_THE INPUT:_
===

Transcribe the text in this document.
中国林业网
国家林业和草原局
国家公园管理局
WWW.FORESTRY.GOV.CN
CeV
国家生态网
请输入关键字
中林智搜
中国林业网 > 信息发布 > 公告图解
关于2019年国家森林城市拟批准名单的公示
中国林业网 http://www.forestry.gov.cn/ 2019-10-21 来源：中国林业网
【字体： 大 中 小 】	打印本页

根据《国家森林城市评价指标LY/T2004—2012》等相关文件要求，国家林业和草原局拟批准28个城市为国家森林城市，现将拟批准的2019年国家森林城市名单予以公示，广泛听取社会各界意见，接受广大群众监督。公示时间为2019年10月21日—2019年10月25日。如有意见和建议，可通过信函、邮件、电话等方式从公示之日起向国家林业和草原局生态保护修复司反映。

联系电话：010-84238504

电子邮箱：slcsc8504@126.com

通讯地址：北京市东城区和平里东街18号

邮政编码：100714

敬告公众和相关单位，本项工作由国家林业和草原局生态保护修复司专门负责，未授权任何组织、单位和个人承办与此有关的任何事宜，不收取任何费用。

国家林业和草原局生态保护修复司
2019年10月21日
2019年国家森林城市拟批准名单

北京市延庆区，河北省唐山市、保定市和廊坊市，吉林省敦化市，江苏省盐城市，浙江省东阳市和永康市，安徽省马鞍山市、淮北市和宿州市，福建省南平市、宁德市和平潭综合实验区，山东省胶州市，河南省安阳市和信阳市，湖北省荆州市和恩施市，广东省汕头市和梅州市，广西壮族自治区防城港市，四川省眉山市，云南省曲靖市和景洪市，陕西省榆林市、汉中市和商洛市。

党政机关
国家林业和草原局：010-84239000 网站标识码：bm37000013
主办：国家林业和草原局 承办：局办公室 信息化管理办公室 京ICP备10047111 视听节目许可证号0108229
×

===

_TASK TO COMPLETE:_
Identify the lines above that contain the word "中国林业网", then copy them.

_WRITTEN ANSWER:_
中国林业网
中国林业网 > 信息发布 > 公告图解
中国林业网 http://www.forestry.gov.cn/ 2019-10-21 来源：中国林业网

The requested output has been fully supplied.